- [GOAL] Omit the pictures, please, and give each record below again exactly.

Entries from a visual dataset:
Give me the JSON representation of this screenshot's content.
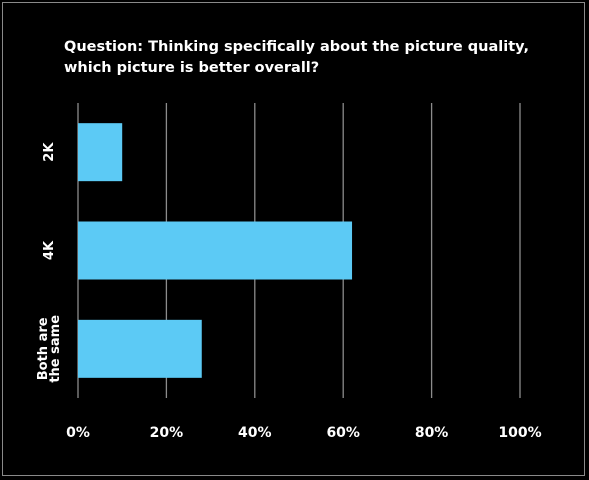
{
  "chart_data": {
    "type": "bar",
    "orientation": "horizontal",
    "title": "Question: Thinking specifically about the picture quality, which picture is better overall?",
    "categories": [
      [
        "2K"
      ],
      [
        "4K"
      ],
      [
        "Both are",
        "the same"
      ]
    ],
    "values": [
      10,
      62,
      28
    ],
    "xlim": [
      0,
      100
    ],
    "xticks": [
      "0%",
      "20%",
      "40%",
      "60%",
      "80%",
      "100%"
    ],
    "grid": true,
    "colors": {
      "background": "#000000",
      "bar": "#5ccaf5",
      "grid": "#8c8c8c",
      "text": "#ffffff"
    }
  }
}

- [OUTPUT]
Give me the JSON representation of this screenshot's content.
{
  "chart_data": {
    "type": "bar",
    "orientation": "horizontal",
    "title": "Question: Thinking specifically about the picture quality, which picture is better overall?",
    "categories": [
      [
        "2K"
      ],
      [
        "4K"
      ],
      [
        "Both are",
        "the same"
      ]
    ],
    "values": [
      10,
      62,
      28
    ],
    "xlim": [
      0,
      100
    ],
    "xticks": [
      "0%",
      "20%",
      "40%",
      "60%",
      "80%",
      "100%"
    ],
    "grid": true,
    "colors": {
      "background": "#000000",
      "bar": "#5ccaf5",
      "grid": "#8c8c8c",
      "text": "#ffffff"
    }
  }
}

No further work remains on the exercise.